■ **Article**
UNPUBLISHED
UNITED STATES COURT OF APPEALS
FOR THE FOURTH CIRCUIT
No. 04-4612
UNITED STATES OF AMERICA,
Plaintiff - Appellee,
versus
ROSS ALEXANDER NORTHWAY,
Defendant - Appellant.
Appeal from the United States District Court for the Eastern
District of North Carolina, at Wilmington. James C. Fox, Senior
District Judge. (CR-03-18)
Submitted: April 11, 2005 Decided: April 25, 2005
Before MOTZ, GREGORY, and DUNCAN, Circuit Judges.
Affirmed by unpublished per curiam opinion.
Thomas P. McNamara, Federal Public Defender, Stephen C. Gordon,
Assistant Federal Public Defender, Jane E. Pearce, Research and
Writing Specialist, Raleigh, North Carolina, for Appellant. Frank
DeArmon Whitney, United States Attorney, Anne Margaret Hayes,
Assistant United States Attorney, Raleigh, North Carolina, for
Appellee.

■ **Data lines**
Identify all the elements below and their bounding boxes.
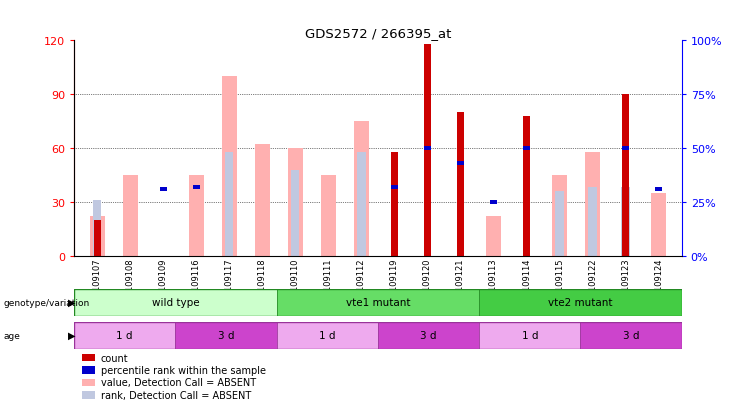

■ **List of tasks**
(a) Using the court opinion header, explain in one to three sentences how this case came before the Fourth Circuit.
(b) Reproduce the portion of the court opinion header from "Appeal from the" up to and including "per curiam opinion.".

■ **Worked answers**
(a) The case reached the Fourth Circuit on appeal from the United States District Court for the Eastern District of North Carolina, at Wilmington (CR-03-18), where James C. Fox, Senior District Judge, presided. Ross Alexander Northway was the defendant there and is the appellant, and the United States is the appellee.

(b)
Appeal from the United States District Court for the Eastern
District of North Carolina, at Wilmington. James C. Fox, Senior
District Judge. (CR-03-18)
Submitted: April 11, 2005 Decided: April 25, 2005
Before MOTZ, GREGORY, and DUNCAN, Circuit Judges.
Affirmed by unpublished per curiam opinion.